Give the entries again exactly, every one of them.
::::
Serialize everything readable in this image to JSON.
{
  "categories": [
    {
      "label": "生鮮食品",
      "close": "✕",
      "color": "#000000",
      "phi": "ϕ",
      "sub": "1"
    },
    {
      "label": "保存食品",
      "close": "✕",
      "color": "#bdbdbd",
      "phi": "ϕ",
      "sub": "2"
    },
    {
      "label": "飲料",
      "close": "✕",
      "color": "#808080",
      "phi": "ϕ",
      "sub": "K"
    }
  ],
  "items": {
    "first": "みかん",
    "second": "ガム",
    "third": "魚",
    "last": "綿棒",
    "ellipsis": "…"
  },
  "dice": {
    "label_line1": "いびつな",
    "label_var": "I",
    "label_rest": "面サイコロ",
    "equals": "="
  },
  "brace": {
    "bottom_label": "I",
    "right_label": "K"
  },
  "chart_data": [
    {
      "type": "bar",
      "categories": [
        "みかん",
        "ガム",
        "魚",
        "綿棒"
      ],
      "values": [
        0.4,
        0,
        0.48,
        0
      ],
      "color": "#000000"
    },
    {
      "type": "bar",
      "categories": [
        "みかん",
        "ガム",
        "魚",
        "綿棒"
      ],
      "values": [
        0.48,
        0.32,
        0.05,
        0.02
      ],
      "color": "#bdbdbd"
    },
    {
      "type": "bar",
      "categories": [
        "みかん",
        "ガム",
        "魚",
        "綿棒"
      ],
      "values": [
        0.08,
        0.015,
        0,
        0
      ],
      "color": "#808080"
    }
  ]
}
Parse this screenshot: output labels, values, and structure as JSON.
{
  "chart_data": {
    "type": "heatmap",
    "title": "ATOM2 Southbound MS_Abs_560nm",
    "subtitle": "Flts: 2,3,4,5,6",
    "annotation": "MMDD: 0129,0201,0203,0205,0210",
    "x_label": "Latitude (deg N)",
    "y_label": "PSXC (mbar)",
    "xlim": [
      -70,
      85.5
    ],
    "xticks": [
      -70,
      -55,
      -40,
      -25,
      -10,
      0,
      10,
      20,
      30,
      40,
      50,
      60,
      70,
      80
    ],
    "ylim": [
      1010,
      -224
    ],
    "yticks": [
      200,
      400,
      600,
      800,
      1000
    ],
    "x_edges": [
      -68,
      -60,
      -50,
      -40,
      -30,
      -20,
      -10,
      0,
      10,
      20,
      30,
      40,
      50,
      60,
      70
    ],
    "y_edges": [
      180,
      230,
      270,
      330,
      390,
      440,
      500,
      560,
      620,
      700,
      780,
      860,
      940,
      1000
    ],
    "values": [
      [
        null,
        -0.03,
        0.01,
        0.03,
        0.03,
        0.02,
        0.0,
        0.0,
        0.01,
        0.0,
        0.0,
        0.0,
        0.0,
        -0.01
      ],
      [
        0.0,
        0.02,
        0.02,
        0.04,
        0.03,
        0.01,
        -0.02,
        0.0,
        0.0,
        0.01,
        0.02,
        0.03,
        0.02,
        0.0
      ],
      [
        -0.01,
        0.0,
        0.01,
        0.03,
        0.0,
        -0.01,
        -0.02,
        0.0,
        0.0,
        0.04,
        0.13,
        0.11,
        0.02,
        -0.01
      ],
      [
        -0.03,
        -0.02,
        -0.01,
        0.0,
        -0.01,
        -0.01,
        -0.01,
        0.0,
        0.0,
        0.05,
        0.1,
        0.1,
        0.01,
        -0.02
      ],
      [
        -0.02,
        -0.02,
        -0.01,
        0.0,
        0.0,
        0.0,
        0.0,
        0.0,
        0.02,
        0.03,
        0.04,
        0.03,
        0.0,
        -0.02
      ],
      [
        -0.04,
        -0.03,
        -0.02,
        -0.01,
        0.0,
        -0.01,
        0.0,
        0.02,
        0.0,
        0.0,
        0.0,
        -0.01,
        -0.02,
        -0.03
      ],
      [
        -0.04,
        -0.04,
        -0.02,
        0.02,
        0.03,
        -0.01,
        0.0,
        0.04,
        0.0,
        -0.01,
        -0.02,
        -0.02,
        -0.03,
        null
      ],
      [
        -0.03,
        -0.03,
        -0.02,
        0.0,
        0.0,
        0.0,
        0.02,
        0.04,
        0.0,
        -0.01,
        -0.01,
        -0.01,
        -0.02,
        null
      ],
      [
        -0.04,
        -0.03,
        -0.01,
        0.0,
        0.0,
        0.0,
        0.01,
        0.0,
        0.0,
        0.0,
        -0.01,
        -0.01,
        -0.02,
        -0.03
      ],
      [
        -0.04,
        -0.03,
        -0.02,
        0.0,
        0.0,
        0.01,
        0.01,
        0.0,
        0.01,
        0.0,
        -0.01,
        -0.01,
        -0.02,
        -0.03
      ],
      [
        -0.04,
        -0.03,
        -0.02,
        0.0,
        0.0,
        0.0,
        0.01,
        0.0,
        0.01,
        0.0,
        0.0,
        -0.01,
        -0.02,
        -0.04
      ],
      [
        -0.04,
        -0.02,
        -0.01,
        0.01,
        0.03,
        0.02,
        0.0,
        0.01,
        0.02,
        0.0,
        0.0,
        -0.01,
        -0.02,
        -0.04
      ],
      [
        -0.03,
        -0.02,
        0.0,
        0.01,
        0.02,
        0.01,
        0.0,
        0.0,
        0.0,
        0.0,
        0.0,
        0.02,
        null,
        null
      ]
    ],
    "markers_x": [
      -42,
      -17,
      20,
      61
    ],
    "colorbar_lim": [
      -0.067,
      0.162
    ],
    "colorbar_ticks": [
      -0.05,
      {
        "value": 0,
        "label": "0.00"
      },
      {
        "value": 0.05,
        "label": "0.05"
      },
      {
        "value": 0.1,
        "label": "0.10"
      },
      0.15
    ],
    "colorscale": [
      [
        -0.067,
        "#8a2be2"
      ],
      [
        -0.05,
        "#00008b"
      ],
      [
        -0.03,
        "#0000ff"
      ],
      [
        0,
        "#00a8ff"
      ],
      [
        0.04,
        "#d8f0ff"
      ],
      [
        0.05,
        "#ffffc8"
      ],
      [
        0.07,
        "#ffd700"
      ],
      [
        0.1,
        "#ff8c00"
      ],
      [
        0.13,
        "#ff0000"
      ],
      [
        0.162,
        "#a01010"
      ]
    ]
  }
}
::::
[Correct output]:
Serialize everything readable in this image to JSON.
{
  "categories": [
    {
      "label": "生鮮食品",
      "close": "✕",
      "color": "#000000",
      "phi": "ϕ",
      "sub": "1"
    },
    {
      "label": "保存食品",
      "close": "✕",
      "color": "#bdbdbd",
      "phi": "ϕ",
      "sub": "2"
    },
    {
      "label": "飲料",
      "close": "✕",
      "color": "#808080",
      "phi": "ϕ",
      "sub": "K"
    }
  ],
  "items": {
    "first": "みかん",
    "second": "ガム",
    "third": "魚",
    "last": "綿棒",
    "ellipsis": "…"
  },
  "dice": {
    "label_line1": "いびつな",
    "label_var": "I",
    "label_rest": "面サイコロ",
    "equals": "="
  },
  "brace": {
    "bottom_label": "I",
    "right_label": "K"
  },
  "chart_data": [
    {
      "type": "bar",
      "categories": [
        "みかん",
        "ガム",
        "魚",
        "綿棒"
      ],
      "values": [
        0.4,
        0,
        0.48,
        0
      ],
      "color": "#000000"
    },
    {
      "type": "bar",
      "categories": [
        "みかん",
        "ガム",
        "魚",
        "綿棒"
      ],
      "values": [
        0.48,
        0.32,
        0.05,
        0.02
      ],
      "color": "#bdbdbd"
    },
    {
      "type": "bar",
      "categories": [
        "みかん",
        "ガム",
        "魚",
        "綿棒"
      ],
      "values": [
        0.08,
        0.015,
        0,
        0
      ],
      "color": "#808080"
    }
  ]
}
Parse this screenshot: output labels, values, and structure as JSON.
{
  "chart_data": {
    "type": "heatmap",
    "title": "ATOM2 Southbound MS_Abs_560nm",
    "subtitle": "Flts: 2,3,4,5,6",
    "annotation": "MMDD: 0129,0201,0203,0205,0210",
    "x_label": "Latitude (deg N)",
    "y_label": "PSXC (mbar)",
    "xlim": [
      -70,
      85.5
    ],
    "xticks": [
      -70,
      -55,
      -40,
      -25,
      -10,
      0,
      10,
      20,
      30,
      40,
      50,
      60,
      70,
      80
    ],
    "ylim": [
      1010,
      -224
    ],
    "yticks": [
      200,
      400,
      600,
      800,
      1000
    ],
    "x_edges": [
      -68,
      -60,
      -50,
      -40,
      -30,
      -20,
      -10,
      0,
      10,
      20,
      30,
      40,
      50,
      60,
      70
    ],
    "y_edges": [
      180,
      230,
      270,
      330,
      390,
      440,
      500,
      560,
      620,
      700,
      780,
      860,
      940,
      1000
    ],
    "values": [
      [
        null,
        -0.03,
        0.01,
        0.03,
        0.03,
        0.02,
        0.0,
        0.0,
        0.01,
        0.0,
        0.0,
        0.0,
        0.0,
        -0.01
      ],
      [
        0.0,
        0.02,
        0.02,
        0.04,
        0.03,
        0.01,
        -0.02,
        0.0,
        0.0,
        0.01,
        0.02,
        0.03,
        0.02,
        0.0
      ],
      [
        -0.01,
        0.0,
        0.01,
        0.03,
        0.0,
        -0.01,
        -0.02,
        0.0,
        0.0,
        0.04,
        0.13,
        0.11,
        0.02,
        -0.01
      ],
      [
        -0.03,
        -0.02,
        -0.01,
        0.0,
        -0.01,
        -0.01,
        -0.01,
        0.0,
        0.0,
        0.05,
        0.1,
        0.1,
        0.01,
        -0.02
      ],
      [
        -0.02,
        -0.02,
        -0.01,
        0.0,
        0.0,
        0.0,
        0.0,
        0.0,
        0.02,
        0.03,
        0.04,
        0.03,
        0.0,
        -0.02
      ],
      [
        -0.04,
        -0.03,
        -0.02,
        -0.01,
        0.0,
        -0.01,
        0.0,
        0.02,
        0.0,
        0.0,
        0.0,
        -0.01,
        -0.02,
        -0.03
      ],
      [
        -0.04,
        -0.04,
        -0.02,
        0.02,
        0.03,
        -0.01,
        0.0,
        0.04,
        0.0,
        -0.01,
        -0.02,
        -0.02,
        -0.03,
        null
      ],
      [
        -0.03,
        -0.03,
        -0.02,
        0.0,
        0.0,
        0.0,
        0.02,
        0.04,
        0.0,
        -0.01,
        -0.01,
        -0.01,
        -0.02,
        null
      ],
      [
        -0.04,
        -0.03,
        -0.01,
        0.0,
        0.0,
        0.0,
        0.01,
        0.0,
        0.0,
        0.0,
        -0.01,
        -0.01,
        -0.02,
        -0.03
      ],
      [
        -0.04,
        -0.03,
        -0.02,
        0.0,
        0.0,
        0.01,
        0.01,
        0.0,
        0.01,
        0.0,
        -0.01,
        -0.01,
        -0.02,
        -0.03
      ],
      [
        -0.04,
        -0.03,
        -0.02,
        0.0,
        0.0,
        0.0,
        0.01,
        0.0,
        0.01,
        0.0,
        0.0,
        -0.01,
        -0.02,
        -0.04
      ],
      [
        -0.04,
        -0.02,
        -0.01,
        0.01,
        0.03,
        0.02,
        0.0,
        0.01,
        0.02,
        0.0,
        0.0,
        -0.01,
        -0.02,
        -0.04
      ],
      [
        -0.03,
        -0.02,
        0.0,
        0.01,
        0.02,
        0.01,
        0.0,
        0.0,
        0.0,
        0.0,
        0.0,
        0.02,
        null,
        null
      ]
    ],
    "markers_x": [
      -42,
      -17,
      20,
      61
    ],
    "colorbar_lim": [
      -0.067,
      0.162
    ],
    "colorbar_ticks": [
      -0.05,
      {
        "value": 0,
        "label": "0.00"
      },
      {
        "value": 0.05,
        "label": "0.05"
      },
      {
        "value": 0.1,
        "label": "0.10"
      },
      0.15
    ],
    "colorscale": [
      [
        -0.067,
        "#8a2be2"
      ],
      [
        -0.05,
        "#00008b"
      ],
      [
        -0.03,
        "#0000ff"
      ],
      [
        0,
        "#00a8ff"
      ],
      [
        0.04,
        "#d8f0ff"
      ],
      [
        0.05,
        "#ffffc8"
      ],
      [
        0.07,
        "#ffd700"
      ],
      [
        0.1,
        "#ff8c00"
      ],
      [
        0.13,
        "#ff0000"
      ],
      [
        0.162,
        "#a01010"
      ]
    ]
  }
}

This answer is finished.